Task.
Return the passage of the text on the tanker attacks below, word for word, from "On Thursday, June" up to and including "the two tankers?".

Document text.
On Thursday, June 13, two oil tankers near the Strait of Hormuz were attacked. Secretary of State Mike Pompeo stated that the United States assessed the attack and concluded that it was perpetrated by Iran. The Iranian government has denied involvement and rejected the accusation. In response, the U.S. Central Command released video footage that it claims shows an Iranian patrol boat removing an unexploded ordnance from the hull of one of the tankers.
Q1: What is currently known about who conducted the attack on the two tankers?
A1: Secretary of State Pompeo announced that the U.S. government has assessed that the Iranians were responsible. What I found a little bit strange is Secretary Pompeo didn’t characterize his level of confidence in that assessment, which is traditionally the way the intelligence community reports such things. As a former director of Central Intelligence Agency, he would surely be familiar with that practice. I presume that there is some other evidence that has not been made public that has been shared with allies. And I don’t know of any contravening evidence against the assessment that Secretary Pompeo laid out yesterday, but I am struck at how much skepticism I am hearing from former senior U.S. government officials and from abroad.
Q2: If the attack was perpetrated by Iran, how was this a strategic move on the part of the Iranian government?

Dataset content.
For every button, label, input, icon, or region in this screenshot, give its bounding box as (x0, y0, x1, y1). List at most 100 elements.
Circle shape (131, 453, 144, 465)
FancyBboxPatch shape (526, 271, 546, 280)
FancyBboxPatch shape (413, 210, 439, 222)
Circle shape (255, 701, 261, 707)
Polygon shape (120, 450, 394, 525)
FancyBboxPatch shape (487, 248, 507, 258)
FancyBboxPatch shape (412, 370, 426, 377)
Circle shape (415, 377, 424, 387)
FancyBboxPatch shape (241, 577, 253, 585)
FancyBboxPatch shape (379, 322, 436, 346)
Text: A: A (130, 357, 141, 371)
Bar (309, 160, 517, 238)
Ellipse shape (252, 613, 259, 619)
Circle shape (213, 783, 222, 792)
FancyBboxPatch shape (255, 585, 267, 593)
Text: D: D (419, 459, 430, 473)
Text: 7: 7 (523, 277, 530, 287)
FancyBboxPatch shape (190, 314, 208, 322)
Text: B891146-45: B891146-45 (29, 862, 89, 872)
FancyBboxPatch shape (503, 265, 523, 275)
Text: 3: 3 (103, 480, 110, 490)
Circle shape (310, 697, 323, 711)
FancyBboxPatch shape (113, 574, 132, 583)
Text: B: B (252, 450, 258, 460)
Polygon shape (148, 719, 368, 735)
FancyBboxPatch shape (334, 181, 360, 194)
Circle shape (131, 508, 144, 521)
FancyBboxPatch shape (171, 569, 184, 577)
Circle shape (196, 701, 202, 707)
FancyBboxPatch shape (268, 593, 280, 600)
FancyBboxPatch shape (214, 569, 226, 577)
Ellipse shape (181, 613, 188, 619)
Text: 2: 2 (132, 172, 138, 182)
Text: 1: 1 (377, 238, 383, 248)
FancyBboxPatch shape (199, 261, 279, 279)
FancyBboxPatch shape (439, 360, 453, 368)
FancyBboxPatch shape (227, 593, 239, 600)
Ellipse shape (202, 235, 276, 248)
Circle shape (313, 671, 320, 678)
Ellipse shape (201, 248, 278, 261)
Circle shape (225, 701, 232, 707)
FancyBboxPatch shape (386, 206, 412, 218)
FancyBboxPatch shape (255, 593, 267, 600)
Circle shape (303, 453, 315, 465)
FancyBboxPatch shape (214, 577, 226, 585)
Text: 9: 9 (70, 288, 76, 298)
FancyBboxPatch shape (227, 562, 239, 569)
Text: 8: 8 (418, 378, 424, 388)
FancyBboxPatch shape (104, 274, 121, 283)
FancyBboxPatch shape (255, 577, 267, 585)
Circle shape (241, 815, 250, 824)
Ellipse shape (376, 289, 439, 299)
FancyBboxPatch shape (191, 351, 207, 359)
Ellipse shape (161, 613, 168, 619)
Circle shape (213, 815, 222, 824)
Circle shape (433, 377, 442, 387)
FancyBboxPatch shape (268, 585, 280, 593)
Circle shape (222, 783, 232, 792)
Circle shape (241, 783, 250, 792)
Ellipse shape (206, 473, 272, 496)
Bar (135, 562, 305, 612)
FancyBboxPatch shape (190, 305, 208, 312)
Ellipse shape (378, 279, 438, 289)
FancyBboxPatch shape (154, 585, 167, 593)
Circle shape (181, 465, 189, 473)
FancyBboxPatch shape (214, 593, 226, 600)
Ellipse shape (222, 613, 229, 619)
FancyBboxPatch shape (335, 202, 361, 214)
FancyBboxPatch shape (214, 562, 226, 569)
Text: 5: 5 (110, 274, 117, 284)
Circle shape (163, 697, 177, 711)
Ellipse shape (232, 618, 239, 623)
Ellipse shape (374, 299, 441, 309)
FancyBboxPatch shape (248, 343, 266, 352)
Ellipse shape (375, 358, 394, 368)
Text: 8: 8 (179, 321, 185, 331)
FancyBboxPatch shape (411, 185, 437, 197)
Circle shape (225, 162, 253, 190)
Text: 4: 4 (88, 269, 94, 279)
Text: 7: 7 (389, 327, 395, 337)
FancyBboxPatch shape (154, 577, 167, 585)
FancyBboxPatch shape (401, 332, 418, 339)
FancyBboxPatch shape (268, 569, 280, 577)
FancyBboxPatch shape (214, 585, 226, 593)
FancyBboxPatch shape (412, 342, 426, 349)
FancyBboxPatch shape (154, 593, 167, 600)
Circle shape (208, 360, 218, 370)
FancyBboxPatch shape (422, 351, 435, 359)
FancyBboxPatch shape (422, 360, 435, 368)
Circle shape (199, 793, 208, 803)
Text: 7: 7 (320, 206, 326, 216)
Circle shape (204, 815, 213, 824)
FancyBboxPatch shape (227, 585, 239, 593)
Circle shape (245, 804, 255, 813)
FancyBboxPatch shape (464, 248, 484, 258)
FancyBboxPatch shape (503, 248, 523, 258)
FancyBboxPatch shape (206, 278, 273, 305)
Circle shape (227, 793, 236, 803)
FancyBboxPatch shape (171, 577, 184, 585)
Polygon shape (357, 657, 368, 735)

Exercise solution.
On Thursday, June 13, two oil tankers near the Strait of Hormuz were attacked. Secretary of State Mike Pompeo stated that the United States assessed the attack and concluded that it was perpetrated by Iran. The Iranian government has denied involvement and rejected the accusation. In response, the U.S. Central Command released video footage that it claims shows an Iranian patrol boat removing an unexploded ordnance from the hull of one of the tankers.
Q1: What is currently known about who conducted the attack on the two tankers?